**What the task requires:** Output all the data exactly. Pictures do not belong in the copy.

**Stored data entries:**
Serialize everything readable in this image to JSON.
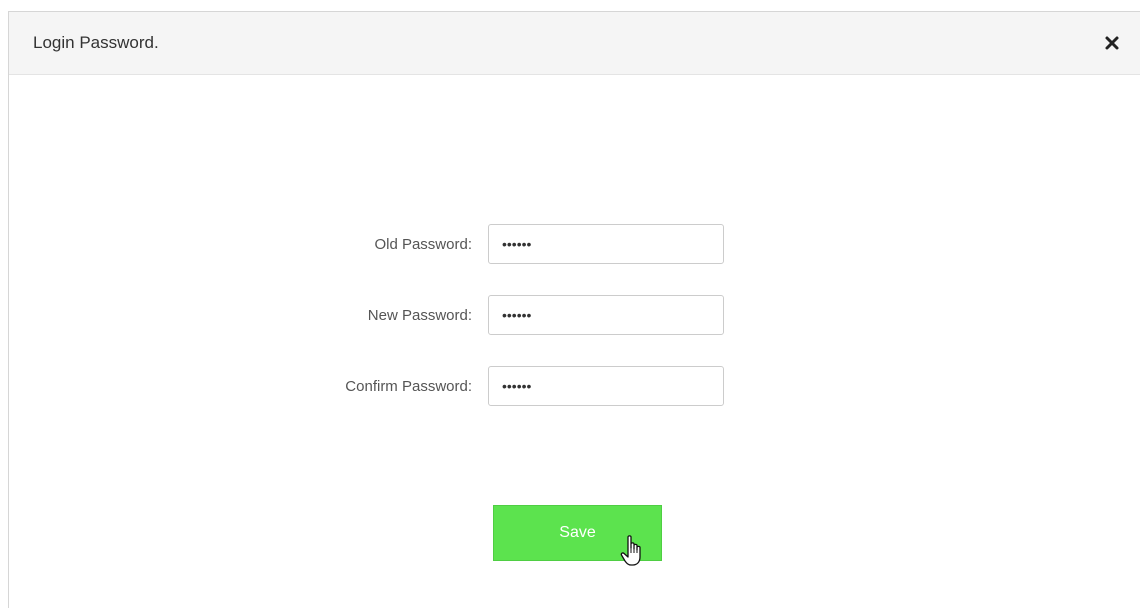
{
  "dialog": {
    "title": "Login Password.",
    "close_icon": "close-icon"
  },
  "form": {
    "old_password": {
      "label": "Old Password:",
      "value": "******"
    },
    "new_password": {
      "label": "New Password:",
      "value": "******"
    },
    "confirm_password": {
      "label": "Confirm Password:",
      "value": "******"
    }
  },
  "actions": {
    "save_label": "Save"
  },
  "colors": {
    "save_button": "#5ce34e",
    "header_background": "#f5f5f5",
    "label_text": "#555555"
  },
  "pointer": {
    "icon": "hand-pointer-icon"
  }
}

**Answer to the exercise:**
Serialize everything readable in this image to JSON.
{
  "dialog": {
    "title": "Login Password.",
    "close_icon": "close-icon"
  },
  "form": {
    "old_password": {
      "label": "Old Password:",
      "value": "******"
    },
    "new_password": {
      "label": "New Password:",
      "value": "******"
    },
    "confirm_password": {
      "label": "Confirm Password:",
      "value": "******"
    }
  },
  "actions": {
    "save_label": "Save"
  },
  "colors": {
    "save_button": "#5ce34e",
    "header_background": "#f5f5f5",
    "label_text": "#555555"
  },
  "pointer": {
    "icon": "hand-pointer-icon"
  }
}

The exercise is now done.